##### Provided data
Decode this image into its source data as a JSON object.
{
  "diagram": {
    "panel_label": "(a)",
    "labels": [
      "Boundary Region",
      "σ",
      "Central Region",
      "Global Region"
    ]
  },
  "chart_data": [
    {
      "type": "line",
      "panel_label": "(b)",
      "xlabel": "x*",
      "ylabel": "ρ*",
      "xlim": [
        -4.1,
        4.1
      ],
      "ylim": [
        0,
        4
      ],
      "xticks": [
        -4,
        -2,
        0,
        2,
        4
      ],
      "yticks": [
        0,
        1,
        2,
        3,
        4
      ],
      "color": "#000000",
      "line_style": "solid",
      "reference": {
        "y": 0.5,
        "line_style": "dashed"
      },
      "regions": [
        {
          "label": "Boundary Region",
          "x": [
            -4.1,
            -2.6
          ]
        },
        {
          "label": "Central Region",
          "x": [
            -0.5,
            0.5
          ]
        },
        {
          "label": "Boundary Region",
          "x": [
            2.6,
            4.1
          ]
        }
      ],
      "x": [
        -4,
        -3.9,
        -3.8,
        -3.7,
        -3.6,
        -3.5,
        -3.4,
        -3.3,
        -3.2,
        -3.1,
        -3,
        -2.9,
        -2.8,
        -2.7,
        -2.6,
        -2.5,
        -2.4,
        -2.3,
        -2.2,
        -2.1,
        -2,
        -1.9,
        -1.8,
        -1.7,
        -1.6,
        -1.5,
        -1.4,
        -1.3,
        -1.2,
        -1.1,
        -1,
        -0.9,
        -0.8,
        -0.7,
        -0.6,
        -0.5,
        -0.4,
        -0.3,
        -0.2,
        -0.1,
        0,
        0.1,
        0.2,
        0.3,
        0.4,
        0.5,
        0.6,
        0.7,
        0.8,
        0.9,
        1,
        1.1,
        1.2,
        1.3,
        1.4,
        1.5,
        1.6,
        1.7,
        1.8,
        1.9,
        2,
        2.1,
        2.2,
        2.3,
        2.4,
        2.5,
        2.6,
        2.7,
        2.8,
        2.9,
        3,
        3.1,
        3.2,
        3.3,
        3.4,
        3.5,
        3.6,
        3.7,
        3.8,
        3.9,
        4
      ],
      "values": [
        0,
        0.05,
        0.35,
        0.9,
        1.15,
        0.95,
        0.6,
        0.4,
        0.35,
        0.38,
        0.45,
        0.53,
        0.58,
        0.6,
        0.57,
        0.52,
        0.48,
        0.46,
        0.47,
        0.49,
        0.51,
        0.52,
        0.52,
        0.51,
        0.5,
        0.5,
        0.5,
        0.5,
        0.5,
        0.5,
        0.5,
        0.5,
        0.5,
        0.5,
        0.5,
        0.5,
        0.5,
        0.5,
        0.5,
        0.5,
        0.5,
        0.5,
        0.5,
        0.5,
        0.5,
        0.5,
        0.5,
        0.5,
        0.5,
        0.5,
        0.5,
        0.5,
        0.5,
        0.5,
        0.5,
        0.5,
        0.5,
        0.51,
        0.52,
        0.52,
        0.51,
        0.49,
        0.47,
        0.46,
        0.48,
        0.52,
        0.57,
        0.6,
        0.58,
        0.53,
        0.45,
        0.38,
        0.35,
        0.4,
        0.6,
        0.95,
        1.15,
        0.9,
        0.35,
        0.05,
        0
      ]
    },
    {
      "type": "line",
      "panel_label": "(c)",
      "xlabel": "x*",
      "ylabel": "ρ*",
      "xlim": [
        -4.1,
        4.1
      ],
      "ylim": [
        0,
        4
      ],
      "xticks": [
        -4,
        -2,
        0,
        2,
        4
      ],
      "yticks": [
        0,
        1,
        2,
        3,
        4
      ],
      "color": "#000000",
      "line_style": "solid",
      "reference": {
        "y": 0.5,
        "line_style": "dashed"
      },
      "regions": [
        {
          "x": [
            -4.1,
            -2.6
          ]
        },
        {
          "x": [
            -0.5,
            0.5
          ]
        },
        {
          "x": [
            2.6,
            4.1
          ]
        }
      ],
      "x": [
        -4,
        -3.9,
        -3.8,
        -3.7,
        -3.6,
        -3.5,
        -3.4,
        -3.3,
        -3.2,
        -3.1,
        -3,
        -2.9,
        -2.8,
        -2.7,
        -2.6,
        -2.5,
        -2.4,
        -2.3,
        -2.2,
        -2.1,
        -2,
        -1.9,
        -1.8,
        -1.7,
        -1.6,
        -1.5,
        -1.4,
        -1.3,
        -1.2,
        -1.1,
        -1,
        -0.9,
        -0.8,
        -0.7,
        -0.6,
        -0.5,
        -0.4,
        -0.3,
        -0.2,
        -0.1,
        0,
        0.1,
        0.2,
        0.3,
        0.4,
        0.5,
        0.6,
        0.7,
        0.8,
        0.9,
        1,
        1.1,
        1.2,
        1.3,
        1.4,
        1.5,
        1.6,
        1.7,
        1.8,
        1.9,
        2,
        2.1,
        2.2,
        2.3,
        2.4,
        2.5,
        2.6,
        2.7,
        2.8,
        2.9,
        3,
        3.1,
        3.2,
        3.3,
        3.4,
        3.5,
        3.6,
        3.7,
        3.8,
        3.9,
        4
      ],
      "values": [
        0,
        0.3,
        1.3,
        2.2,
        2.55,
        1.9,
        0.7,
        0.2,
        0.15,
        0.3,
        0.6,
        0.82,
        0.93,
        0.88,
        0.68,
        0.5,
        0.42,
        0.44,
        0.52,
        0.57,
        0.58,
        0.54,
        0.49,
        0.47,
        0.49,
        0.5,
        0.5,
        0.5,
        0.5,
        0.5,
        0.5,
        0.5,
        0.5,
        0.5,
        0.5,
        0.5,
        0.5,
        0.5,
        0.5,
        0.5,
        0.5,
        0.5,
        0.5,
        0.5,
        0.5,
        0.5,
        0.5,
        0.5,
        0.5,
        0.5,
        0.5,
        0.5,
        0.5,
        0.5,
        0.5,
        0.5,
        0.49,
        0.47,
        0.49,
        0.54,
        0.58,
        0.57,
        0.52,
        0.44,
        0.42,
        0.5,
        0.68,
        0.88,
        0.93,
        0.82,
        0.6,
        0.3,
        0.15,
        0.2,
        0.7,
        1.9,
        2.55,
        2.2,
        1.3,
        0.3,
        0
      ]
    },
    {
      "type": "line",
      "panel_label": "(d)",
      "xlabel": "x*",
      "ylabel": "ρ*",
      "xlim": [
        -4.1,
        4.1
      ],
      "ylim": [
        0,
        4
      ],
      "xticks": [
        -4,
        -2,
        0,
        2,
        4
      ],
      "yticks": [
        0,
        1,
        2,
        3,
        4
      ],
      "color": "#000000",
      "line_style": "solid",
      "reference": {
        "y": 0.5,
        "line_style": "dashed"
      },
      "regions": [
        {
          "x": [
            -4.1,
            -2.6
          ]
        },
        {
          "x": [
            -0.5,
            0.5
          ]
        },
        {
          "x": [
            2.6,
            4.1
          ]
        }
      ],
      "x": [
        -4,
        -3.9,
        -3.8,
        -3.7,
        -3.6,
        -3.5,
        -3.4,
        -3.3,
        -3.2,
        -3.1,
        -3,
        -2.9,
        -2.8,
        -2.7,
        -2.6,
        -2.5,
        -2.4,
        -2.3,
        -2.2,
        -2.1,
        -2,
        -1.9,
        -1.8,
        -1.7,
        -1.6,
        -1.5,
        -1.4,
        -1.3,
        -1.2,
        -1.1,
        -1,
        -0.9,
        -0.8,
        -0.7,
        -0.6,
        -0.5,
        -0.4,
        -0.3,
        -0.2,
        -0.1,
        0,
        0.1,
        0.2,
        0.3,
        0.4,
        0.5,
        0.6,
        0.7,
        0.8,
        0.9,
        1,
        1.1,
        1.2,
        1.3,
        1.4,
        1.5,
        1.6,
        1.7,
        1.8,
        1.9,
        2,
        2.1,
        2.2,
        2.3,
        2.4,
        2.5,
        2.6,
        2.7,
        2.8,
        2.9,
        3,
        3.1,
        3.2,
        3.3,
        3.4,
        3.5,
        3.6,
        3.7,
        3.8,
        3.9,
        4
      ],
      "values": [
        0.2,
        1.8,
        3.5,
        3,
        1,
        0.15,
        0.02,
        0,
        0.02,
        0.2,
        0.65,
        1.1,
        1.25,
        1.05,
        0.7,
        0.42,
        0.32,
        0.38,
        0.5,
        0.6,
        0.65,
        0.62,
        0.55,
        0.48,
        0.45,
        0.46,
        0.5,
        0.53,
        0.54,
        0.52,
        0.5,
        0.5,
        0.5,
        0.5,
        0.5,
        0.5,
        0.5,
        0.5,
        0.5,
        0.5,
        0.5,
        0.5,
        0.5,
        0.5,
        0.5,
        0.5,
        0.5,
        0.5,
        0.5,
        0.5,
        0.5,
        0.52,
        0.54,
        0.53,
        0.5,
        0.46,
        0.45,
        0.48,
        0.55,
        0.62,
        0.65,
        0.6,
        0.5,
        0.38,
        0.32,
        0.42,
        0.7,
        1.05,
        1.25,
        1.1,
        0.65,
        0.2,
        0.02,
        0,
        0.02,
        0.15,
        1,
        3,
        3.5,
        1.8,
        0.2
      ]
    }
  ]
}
##########
◆ **Aim**
Copy in full each line that holds the word "Central".

◆ **Written solution**
      "Central Region",
          "label": "Central Region",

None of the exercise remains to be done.